↓

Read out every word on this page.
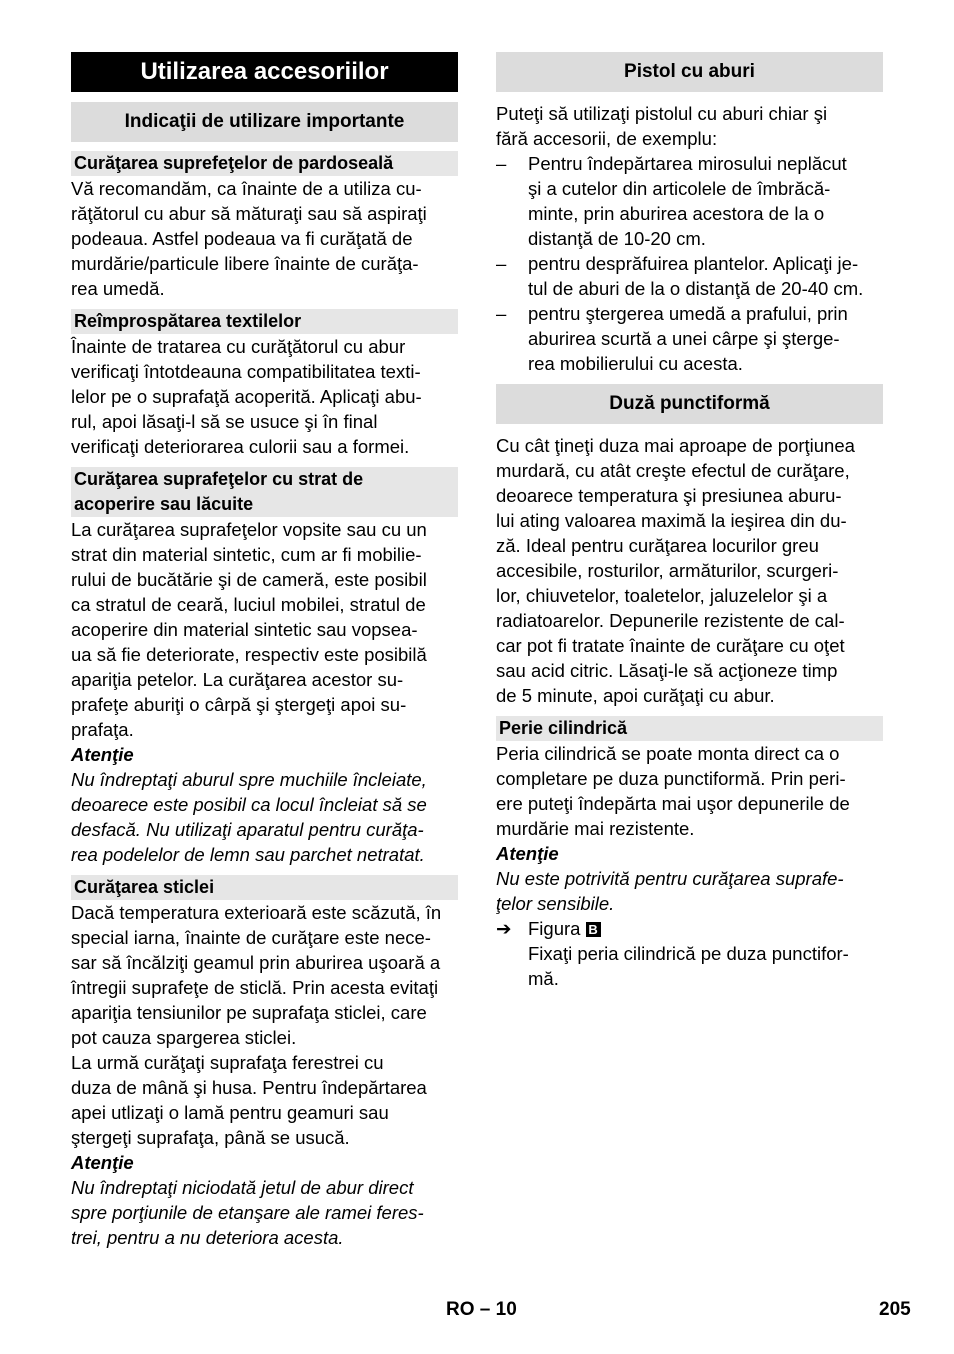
Utilizarea accesoriilor
Indicaţii de utilizare importante
Curăţarea suprefeţelor de pardoseală

Vă recomandăm, ca înainte de a utiliza cu-
răţătorul cu abur să măturaţi sau să aspiraţi
podeaua. Astfel podeaua va fi curăţată de
murdărie/particule libere înainte de curăţa-
rea umedă.

Reîmprospătarea textilelor

Înainte de tratarea cu curăţătorul cu abur
verificaţi întotdeauna compatibilitatea texti-
lelor pe o suprafaţă acoperită. Aplicaţi abu-
rul, apoi lăsaţi-l să se usuce şi în final
verificaţi deteriorarea culorii sau a formei.

Curăţarea suprafeţelor cu strat de
acoperire sau lăcuite

La curăţarea suprafeţelor vopsite sau cu un
strat din material sintetic, cum ar fi mobilie-
rului de bucătărie şi de cameră, este posibil
ca stratul de ceară, luciul mobilei, stratul de
acoperire din material sintetic sau vopsea-
ua să fie deteriorate, respectiv este posibilă
apariţia petelor. La curăţarea acestor su-
prafeţe aburiţi o cârpă şi ştergeţi apoi su-
prafaţa.

Atenţie

Nu îndreptaţi aburul spre muchiile încleiate,
deoarece este posibil ca locul încleiat să se
desfacă. Nu utilizaţi aparatul pentru curăţa-
rea podelelor de lemn sau parchet netratat.

Curăţarea sticlei

Dacă temperatura exterioară este scăzută, în
special iarna, înainte de curăţare este nece-
sar să încălziţi geamul prin aburirea uşoară a
întregii suprafeţe de sticlă. Prin acesta evitaţi
apariţia tensiunilor pe suprafaţa sticlei, care
pot cauza spargerea sticlei.

La urmă curăţaţi suprafaţa ferestrei cu
duza de mână şi husa. Pentru îndepărtarea
apei utlizaţi o lamă pentru geamuri sau
ştergeţi suprafaţa, până se usucă.

Atenţie

Nu îndreptaţi niciodată jetul de abur direct
spre porţiunile de etanşare ale ramei feres-
trei, pentru a nu deteriora acesta.

Pistol cu aburi

Puteţi să utilizaţi pistolul cu aburi chiar şi
fără accesorii, de exemplu:

– Pentru îndepărtarea mirosului neplăcut
şi a cutelor din articolele de îmbrăcă-
minte, prin aburirea acestora de la o
distanţă de 10-20 cm.
– pentru desprăfuirea plantelor. Aplicaţi je-
tul de aburi de la o distanţă de 20-40 cm.
– pentru ştergerea umedă a prafului, prin
aburirea scurtă a unei cârpe şi ştergе-
rea mobilierului cu acesta.
Duză punctiformă

Cu cât ţineţi duza mai aproape de porţiunea
murdară, cu atât creşte efectul de curăţare,
deoarece temperatura şi presiunea aburu-
lui ating valoarea maximă la ieşirea din du-
ză. Ideal pentru curăţarea locurilor greu
accesibile, rosturilor, armăturilor, scurgeri-
lor, chiuvetelor, toaletelor, jaluzelelor şi a
radiatoarelor. Depunerile rezistente de cal-
car pot fi tratate înainte de curăţare cu oţet
sau acid citric. Lăsaţi-le să acţioneze timp
de 5 minute, apoi curăţaţi cu abur.

Perie cilindrică

Peria cilindrică se poate monta direct ca o
completare pe duza punctiformă. Prin peri-
ere puteţi îndepărta mai uşor depunerile de
murdărie mai rezistente.

Atenţie

Nu este potrivită pentru curăţarea suprafe-
ţelor sensibile.

➔ Figura B
Fixaţi peria cilindrică pe duza punctifor-
mă.
RO – 10	205
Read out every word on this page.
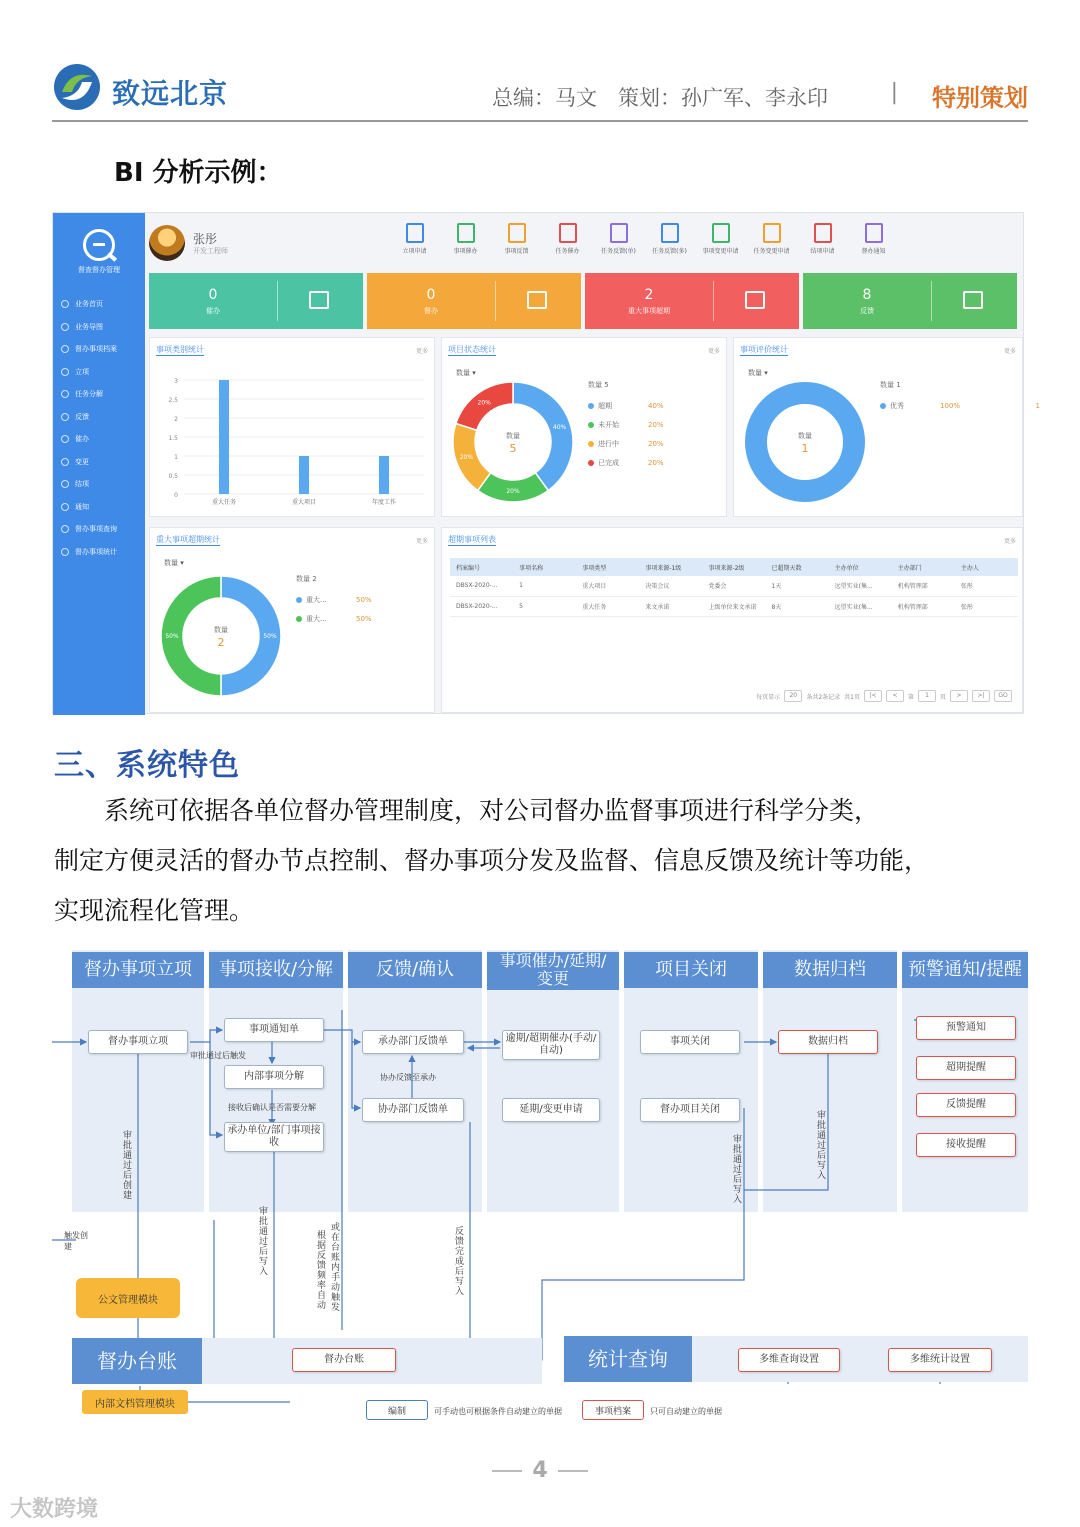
致远北京	总编：马文　策划：孙广军、李永印	| 特别策划
BI 分析示例：
督查督办管理
业务首页
业务导图
督办事项档案
立项
任务分解
反馈
催办
变更
结项
通知
督办事项查询
督办事项统计
张彤
开发工程师	立项申请	事项催办	事项反馈	任务催办	任务反馈(单)	任务反馈(多)	事项变更申请	任务变更申请	结项申请	督办通知
0
催办
0
督办
2
重大事项超期
8
反馈
事项类别统计	更多
3
2.5
2
1.5
1
0.5
0
重大任务	重大项目	年度工作
项目状态统计	更多
数量 ▾
40%
20%
20%
20%
数量
5
数量 5
超期	40%
未开始	20%
进行中	20%
已完成	20%
事项评价统计	更多
数量 ▾
数量
1
数量 1
优秀	100%	1
重大事项超期统计	更多
数量 ▾
50%
50%
数量
2
数量 2
重大...	50%
重大...	50%
超期事项列表	更多
档案编号	事项名称	事项类型	事项来源-1级	事项来源-2级	已超期天数	主办单位	主办部门	主办人
DBSX-2020-...	1	重大项目	决策会议	党委会	1天	远望实业(集...	机构管理部	张彤
DBSX-2020-...	5	重大任务	来文承诺	上级单位来文承诺	8天	远望实业(集...	机构管理部	张彤
每页显示	20	条共2条记录 共1页	|<	<	第	1	页	>	>|	GO
三、系统特色
　　系统可依据各单位督办管理制度，对公司督办监督事项进行科学分类，
制定方便灵活的督办节点控制、督办事项分发及监督、信息反馈及统计等功能，
实现流程化管理。
督办事项立项	事项接收/分解	反馈/确认	事项催办/延期/变更	项目关闭	数据归档	预警通知/提醒
督办事项立项
事项通知单
内部事项分解
承办单位/部门事项接收
承办部门反馈单
协办部门反馈单
逾期/超期催办(手动/自动)
延期/变更申请
事项关闭
督办项目关闭
数据归档
预警通知
超期提醒
反馈提醒
接收提醒
审批通过后触发
协办反馈至承办
接收后确认是否需要分解
审批通过后创建
触发创建	审批通过后写入	根据反馈频率自动 或在台账内手动触发	反馈完成后写入
审批通过后写入	审批通过后写入
公文管理模块
督办台账	督办台账	统计查询	多维查询设置	多维统计设置
内部文档管理模块
编制	可手动也可根据条件自动建立的单据	事项档案	只可自动建立的单据
4
大数跨境
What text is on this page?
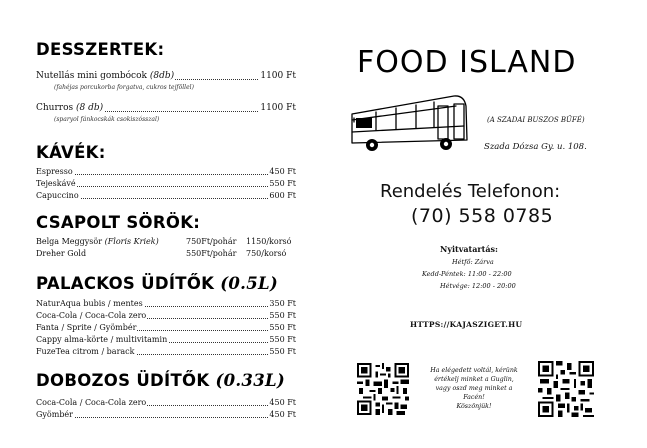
DESSZERTEK:
Nutellás mini gombócok (8db)	1100 Ft
(fahéjas porcukorba forgatva, cukros tejföllel)
Churros (8 db)	1100 Ft
(sparyol fánkocskák csokiszósszal)
KÁVÉK:
Espresso	450 Ft
Tejeskávé	550 Ft
Capuccino	600 Ft
CSAPOLT SÖRÖK:
Belga Meggysör (Floris Kriek)	750Ft/pohár 1150/korsó
Dreher Gold	550Ft/pohár 750/korsó
PALACKOS ÜDÍTŐK (0.5L)
NaturAqua bubis / mentes	350 Ft
Coca-Cola / Coca-Cola zero	550 Ft
Fanta / Sprite / Gyömbér	550 Ft
Cappy alma-körte / multivitamin	550 Ft
FuzeTea citrom / barack	550 Ft
DOBOZOS ÜDÍTŐK (0.33L)
Coca-Cola / Coca-Cola zero	450 Ft
Gyömbér	450 Ft
FOOD ISLAND
(A SZADAI BUSZOS BÜFÉ)
Szada Dózsa Gy. u. 108.
Rendelés Telefonon:
(70) 558 0785
Nyitvatartás:
Hétfő: Zárva
Kedd-Péntek: 11:00 - 22:00
Hétvége: 12:00 - 20:00
HTTPS://KAJASZIGET.HU
Ha elégedett voltál, kérünk
értékelj minket a Guglin,
vagy oszd meg minket a
Facén!
Köszönjük!
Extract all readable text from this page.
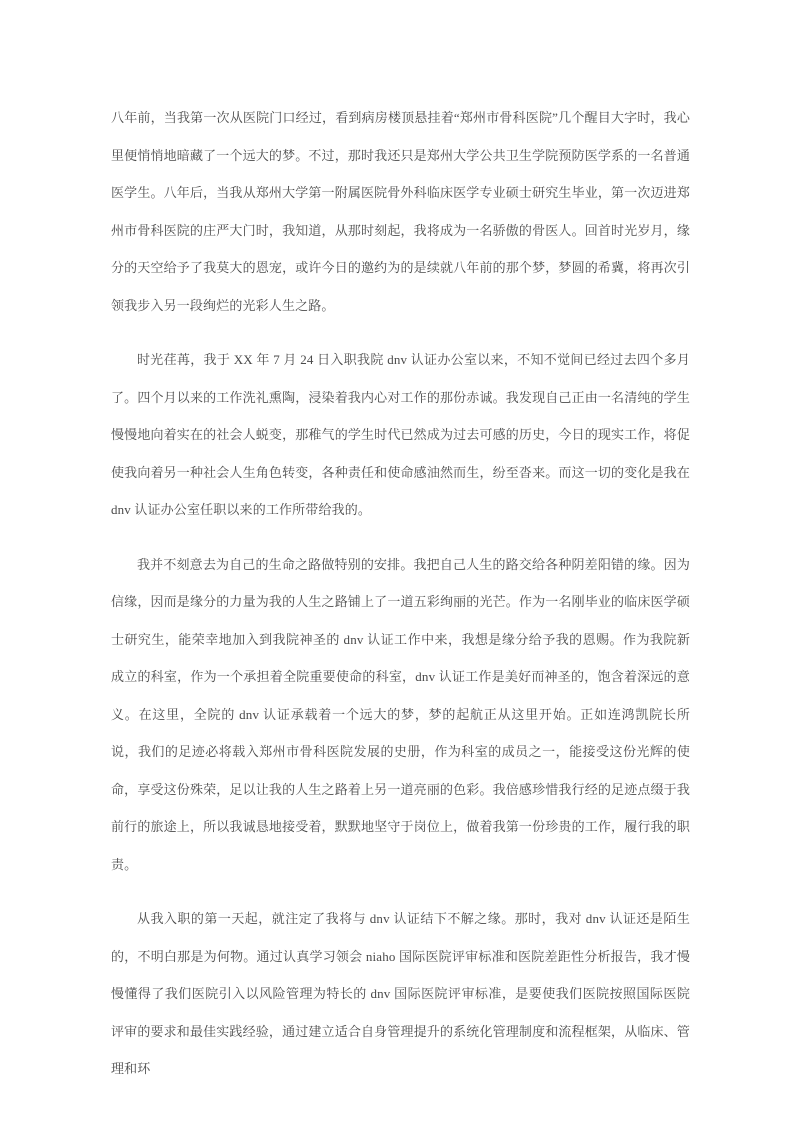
八年前，当我第一次从医院门口经过，看到病房楼顶悬挂着“郑州市骨科医院”几个醒目大字时，我心里便悄悄地暗藏了一个远大的梦。不过，那时我还只是郑州大学公共卫生学院预防医学系的一名普通医学生。八年后，当我从郑州大学第一附属医院骨外科临床医学专业硕士研究生毕业，第一次迈进郑州市骨科医院的庄严大门时，我知道，从那时刻起，我将成为一名骄傲的骨医人。回首时光岁月，缘分的天空给予了我莫大的恩宠，或许今日的邀约为的是续就八年前的那个梦，梦圆的希冀，将再次引领我步入另一段绚烂的光彩人生之路。

时光荏苒，我于 XX 年 7 月 24 日入职我院 dnv 认证办公室以来，不知不觉间已经过去四个多月了。四个月以来的工作洗礼熏陶，浸染着我内心对工作的那份赤诚。我发现自己正由一名清纯的学生慢慢地向着实在的社会人蜕变，那稚气的学生时代已然成为过去可感的历史，今日的现实工作，将促使我向着另一种社会人生角色转变，各种责任和使命感油然而生，纷至沓来。而这一切的变化是我在 dnv 认证办公室任职以来的工作所带给我的。

我并不刻意去为自己的生命之路做特别的安排。我把自己人生的路交给各种阴差阳错的缘。因为信缘，因而是缘分的力量为我的人生之路铺上了一道五彩绚丽的光芒。作为一名刚毕业的临床医学硕士研究生，能荣幸地加入到我院神圣的 dnv 认证工作中来，我想是缘分给予我的恩赐。作为我院新成立的科室，作为一个承担着全院重要使命的科室，dnv 认证工作是美好而神圣的，饱含着深远的意义。在这里，全院的 dnv 认证承载着一个远大的梦，梦的起航正从这里开始。正如连鸿凯院长所说，我们的足迹必将载入郑州市骨科医院发展的史册，作为科室的成员之一，能接受这份光辉的使命，享受这份殊荣，足以让我的人生之路着上另一道亮丽的色彩。我倍感珍惜我行经的足迹点缀于我前行的旅途上，所以我诚恳地接受着，默默地坚守于岗位上，做着我第一份珍贵的工作，履行我的职责。

从我入职的第一天起，就注定了我将与 dnv 认证结下不解之缘。那时，我对 dnv 认证还是陌生的，不明白那是为何物。通过认真学习领会 niaho 国际医院评审标准和医院差距性分析报告，我才慢慢懂得了我们医院引入以风险管理为特长的 dnv 国际医院评审标准，是要使我们医院按照国际医院评审的要求和最佳实践经验，通过建立适合自身管理提升的系统化管理制度和流程框架，从临床、管理和环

↑

Go through the material and select each line with the string "重大任务" in it.

重大任务	重大项目	年度工作
DBSX-2020-...	5	重大任务	来文承诺	上级单位来文承诺	8天	远望实业(集...	机构管理部	张彤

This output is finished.